WHAT YOU SHOULD DO.
The records below must be retyped exactly.
begin
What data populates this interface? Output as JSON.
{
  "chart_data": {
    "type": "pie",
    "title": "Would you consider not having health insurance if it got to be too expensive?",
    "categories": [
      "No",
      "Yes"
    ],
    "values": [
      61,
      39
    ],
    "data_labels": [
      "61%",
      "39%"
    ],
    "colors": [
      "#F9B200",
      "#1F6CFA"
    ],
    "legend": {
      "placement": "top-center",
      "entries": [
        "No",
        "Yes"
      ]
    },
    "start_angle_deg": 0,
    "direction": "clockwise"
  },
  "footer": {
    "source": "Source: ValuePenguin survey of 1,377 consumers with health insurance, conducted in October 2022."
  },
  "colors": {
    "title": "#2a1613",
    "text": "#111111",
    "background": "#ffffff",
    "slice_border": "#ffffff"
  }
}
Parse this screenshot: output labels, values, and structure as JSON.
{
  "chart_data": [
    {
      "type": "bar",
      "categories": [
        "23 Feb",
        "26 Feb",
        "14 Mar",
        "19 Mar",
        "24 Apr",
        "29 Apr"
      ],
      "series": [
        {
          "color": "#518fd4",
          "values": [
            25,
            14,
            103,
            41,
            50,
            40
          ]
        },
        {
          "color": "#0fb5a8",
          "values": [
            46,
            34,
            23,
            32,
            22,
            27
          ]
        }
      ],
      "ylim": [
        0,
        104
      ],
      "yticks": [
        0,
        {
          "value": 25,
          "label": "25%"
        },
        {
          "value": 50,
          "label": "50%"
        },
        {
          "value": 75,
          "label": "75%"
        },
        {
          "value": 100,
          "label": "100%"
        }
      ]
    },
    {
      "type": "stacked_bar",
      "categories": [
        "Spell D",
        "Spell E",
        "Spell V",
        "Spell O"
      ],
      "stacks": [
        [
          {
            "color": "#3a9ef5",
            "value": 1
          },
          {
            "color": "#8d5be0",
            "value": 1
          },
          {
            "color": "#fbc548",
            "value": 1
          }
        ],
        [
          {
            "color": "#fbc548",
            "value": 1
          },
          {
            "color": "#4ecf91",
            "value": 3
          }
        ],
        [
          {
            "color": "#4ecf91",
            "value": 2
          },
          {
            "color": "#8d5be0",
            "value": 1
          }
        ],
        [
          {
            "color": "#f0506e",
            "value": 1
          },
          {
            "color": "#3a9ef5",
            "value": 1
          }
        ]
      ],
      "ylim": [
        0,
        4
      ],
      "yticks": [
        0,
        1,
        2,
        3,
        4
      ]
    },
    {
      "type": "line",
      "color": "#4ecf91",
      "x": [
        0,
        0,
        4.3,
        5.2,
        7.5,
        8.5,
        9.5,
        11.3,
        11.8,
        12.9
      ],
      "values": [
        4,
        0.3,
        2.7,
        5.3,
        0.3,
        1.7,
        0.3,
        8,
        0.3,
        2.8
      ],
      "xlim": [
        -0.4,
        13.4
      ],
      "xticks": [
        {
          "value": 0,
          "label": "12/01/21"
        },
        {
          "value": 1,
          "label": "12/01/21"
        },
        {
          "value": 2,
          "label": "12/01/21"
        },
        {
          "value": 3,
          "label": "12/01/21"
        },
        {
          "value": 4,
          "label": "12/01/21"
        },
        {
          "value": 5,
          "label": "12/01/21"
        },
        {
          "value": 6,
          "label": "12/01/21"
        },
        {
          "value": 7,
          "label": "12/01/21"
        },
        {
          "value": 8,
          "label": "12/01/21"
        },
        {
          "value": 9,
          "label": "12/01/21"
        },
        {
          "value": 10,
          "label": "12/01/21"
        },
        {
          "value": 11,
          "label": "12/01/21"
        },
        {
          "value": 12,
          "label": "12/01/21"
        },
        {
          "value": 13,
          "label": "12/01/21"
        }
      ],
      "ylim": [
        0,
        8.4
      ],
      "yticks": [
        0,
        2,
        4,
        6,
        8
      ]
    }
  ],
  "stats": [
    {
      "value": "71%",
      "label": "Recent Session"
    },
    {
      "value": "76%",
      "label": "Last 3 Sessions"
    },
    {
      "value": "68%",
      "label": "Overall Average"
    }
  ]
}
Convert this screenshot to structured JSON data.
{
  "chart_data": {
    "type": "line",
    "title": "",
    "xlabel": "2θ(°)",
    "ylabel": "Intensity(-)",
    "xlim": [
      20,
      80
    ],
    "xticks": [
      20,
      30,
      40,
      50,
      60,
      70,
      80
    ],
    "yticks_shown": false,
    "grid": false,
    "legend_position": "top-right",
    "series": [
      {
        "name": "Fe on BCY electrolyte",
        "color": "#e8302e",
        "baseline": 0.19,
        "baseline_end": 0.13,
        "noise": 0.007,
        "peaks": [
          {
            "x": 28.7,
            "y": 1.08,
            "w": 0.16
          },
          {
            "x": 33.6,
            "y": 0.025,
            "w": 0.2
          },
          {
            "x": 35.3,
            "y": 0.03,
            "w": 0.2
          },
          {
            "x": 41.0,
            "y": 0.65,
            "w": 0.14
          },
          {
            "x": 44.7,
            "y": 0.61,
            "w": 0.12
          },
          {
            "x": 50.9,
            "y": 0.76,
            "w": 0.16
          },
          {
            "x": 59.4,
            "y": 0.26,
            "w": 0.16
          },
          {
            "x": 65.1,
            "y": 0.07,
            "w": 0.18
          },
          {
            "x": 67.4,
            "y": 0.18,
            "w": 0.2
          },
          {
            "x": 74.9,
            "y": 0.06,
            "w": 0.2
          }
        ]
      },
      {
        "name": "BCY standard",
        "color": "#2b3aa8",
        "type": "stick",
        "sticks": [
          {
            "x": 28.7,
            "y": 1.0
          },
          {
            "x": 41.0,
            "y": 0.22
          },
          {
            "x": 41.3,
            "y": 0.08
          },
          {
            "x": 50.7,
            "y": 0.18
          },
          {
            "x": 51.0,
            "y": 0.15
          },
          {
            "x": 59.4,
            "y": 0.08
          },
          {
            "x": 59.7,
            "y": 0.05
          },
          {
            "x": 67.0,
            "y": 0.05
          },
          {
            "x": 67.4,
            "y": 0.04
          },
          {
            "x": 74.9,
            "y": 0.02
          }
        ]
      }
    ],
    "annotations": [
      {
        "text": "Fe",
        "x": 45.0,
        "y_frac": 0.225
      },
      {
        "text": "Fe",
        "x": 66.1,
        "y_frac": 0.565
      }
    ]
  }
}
end
CORRECT ANSWER.
What data populates this interface? Output as JSON.
{
  "chart_data": {
    "type": "pie",
    "title": "Would you consider not having health insurance if it got to be too expensive?",
    "categories": [
      "No",
      "Yes"
    ],
    "values": [
      61,
      39
    ],
    "data_labels": [
      "61%",
      "39%"
    ],
    "colors": [
      "#F9B200",
      "#1F6CFA"
    ],
    "legend": {
      "placement": "top-center",
      "entries": [
        "No",
        "Yes"
      ]
    },
    "start_angle_deg": 0,
    "direction": "clockwise"
  },
  "footer": {
    "source": "Source: ValuePenguin survey of 1,377 consumers with health insurance, conducted in October 2022."
  },
  "colors": {
    "title": "#2a1613",
    "text": "#111111",
    "background": "#ffffff",
    "slice_border": "#ffffff"
  }
}
Parse this screenshot: output labels, values, and structure as JSON.
{
  "chart_data": [
    {
      "type": "bar",
      "categories": [
        "23 Feb",
        "26 Feb",
        "14 Mar",
        "19 Mar",
        "24 Apr",
        "29 Apr"
      ],
      "series": [
        {
          "color": "#518fd4",
          "values": [
            25,
            14,
            103,
            41,
            50,
            40
          ]
        },
        {
          "color": "#0fb5a8",
          "values": [
            46,
            34,
            23,
            32,
            22,
            27
          ]
        }
      ],
      "ylim": [
        0,
        104
      ],
      "yticks": [
        0,
        {
          "value": 25,
          "label": "25%"
        },
        {
          "value": 50,
          "label": "50%"
        },
        {
          "value": 75,
          "label": "75%"
        },
        {
          "value": 100,
          "label": "100%"
        }
      ]
    },
    {
      "type": "stacked_bar",
      "categories": [
        "Spell D",
        "Spell E",
        "Spell V",
        "Spell O"
      ],
      "stacks": [
        [
          {
            "color": "#3a9ef5",
            "value": 1
          },
          {
            "color": "#8d5be0",
            "value": 1
          },
          {
            "color": "#fbc548",
            "value": 1
          }
        ],
        [
          {
            "color": "#fbc548",
            "value": 1
          },
          {
            "color": "#4ecf91",
            "value": 3
          }
        ],
        [
          {
            "color": "#4ecf91",
            "value": 2
          },
          {
            "color": "#8d5be0",
            "value": 1
          }
        ],
        [
          {
            "color": "#f0506e",
            "value": 1
          },
          {
            "color": "#3a9ef5",
            "value": 1
          }
        ]
      ],
      "ylim": [
        0,
        4
      ],
      "yticks": [
        0,
        1,
        2,
        3,
        4
      ]
    },
    {
      "type": "line",
      "color": "#4ecf91",
      "x": [
        0,
        0,
        4.3,
        5.2,
        7.5,
        8.5,
        9.5,
        11.3,
        11.8,
        12.9
      ],
      "values": [
        4,
        0.3,
        2.7,
        5.3,
        0.3,
        1.7,
        0.3,
        8,
        0.3,
        2.8
      ],
      "xlim": [
        -0.4,
        13.4
      ],
      "xticks": [
        {
          "value": 0,
          "label": "12/01/21"
        },
        {
          "value": 1,
          "label": "12/01/21"
        },
        {
          "value": 2,
          "label": "12/01/21"
        },
        {
          "value": 3,
          "label": "12/01/21"
        },
        {
          "value": 4,
          "label": "12/01/21"
        },
        {
          "value": 5,
          "label": "12/01/21"
        },
        {
          "value": 6,
          "label": "12/01/21"
        },
        {
          "value": 7,
          "label": "12/01/21"
        },
        {
          "value": 8,
          "label": "12/01/21"
        },
        {
          "value": 9,
          "label": "12/01/21"
        },
        {
          "value": 10,
          "label": "12/01/21"
        },
        {
          "value": 11,
          "label": "12/01/21"
        },
        {
          "value": 12,
          "label": "12/01/21"
        },
        {
          "value": 13,
          "label": "12/01/21"
        }
      ],
      "ylim": [
        0,
        8.4
      ],
      "yticks": [
        0,
        2,
        4,
        6,
        8
      ]
    }
  ],
  "stats": [
    {
      "value": "71%",
      "label": "Recent Session"
    },
    {
      "value": "76%",
      "label": "Last 3 Sessions"
    },
    {
      "value": "68%",
      "label": "Overall Average"
    }
  ]
}
Convert this screenshot to structured JSON data.
{
  "chart_data": {
    "type": "line",
    "title": "",
    "xlabel": "2θ(°)",
    "ylabel": "Intensity(-)",
    "xlim": [
      20,
      80
    ],
    "xticks": [
      20,
      30,
      40,
      50,
      60,
      70,
      80
    ],
    "yticks_shown": false,
    "grid": false,
    "legend_position": "top-right",
    "series": [
      {
        "name": "Fe on BCY electrolyte",
        "color": "#e8302e",
        "baseline": 0.19,
        "baseline_end": 0.13,
        "noise": 0.007,
        "peaks": [
          {
            "x": 28.7,
            "y": 1.08,
            "w": 0.16
          },
          {
            "x": 33.6,
            "y": 0.025,
            "w": 0.2
          },
          {
            "x": 35.3,
            "y": 0.03,
            "w": 0.2
          },
          {
            "x": 41.0,
            "y": 0.65,
            "w": 0.14
          },
          {
            "x": 44.7,
            "y": 0.61,
            "w": 0.12
          },
          {
            "x": 50.9,
            "y": 0.76,
            "w": 0.16
          },
          {
            "x": 59.4,
            "y": 0.26,
            "w": 0.16
          },
          {
            "x": 65.1,
            "y": 0.07,
            "w": 0.18
          },
          {
            "x": 67.4,
            "y": 0.18,
            "w": 0.2
          },
          {
            "x": 74.9,
            "y": 0.06,
            "w": 0.2
          }
        ]
      },
      {
        "name": "BCY standard",
        "color": "#2b3aa8",
        "type": "stick",
        "sticks": [
          {
            "x": 28.7,
            "y": 1.0
          },
          {
            "x": 41.0,
            "y": 0.22
          },
          {
            "x": 41.3,
            "y": 0.08
          },
          {
            "x": 50.7,
            "y": 0.18
          },
          {
            "x": 51.0,
            "y": 0.15
          },
          {
            "x": 59.4,
            "y": 0.08
          },
          {
            "x": 59.7,
            "y": 0.05
          },
          {
            "x": 67.0,
            "y": 0.05
          },
          {
            "x": 67.4,
            "y": 0.04
          },
          {
            "x": 74.9,
            "y": 0.02
          }
        ]
      }
    ],
    "annotations": [
      {
        "text": "Fe",
        "x": 45.0,
        "y_frac": 0.225
      },
      {
        "text": "Fe",
        "x": 66.1,
        "y_frac": 0.565
      }
    ]
  }
}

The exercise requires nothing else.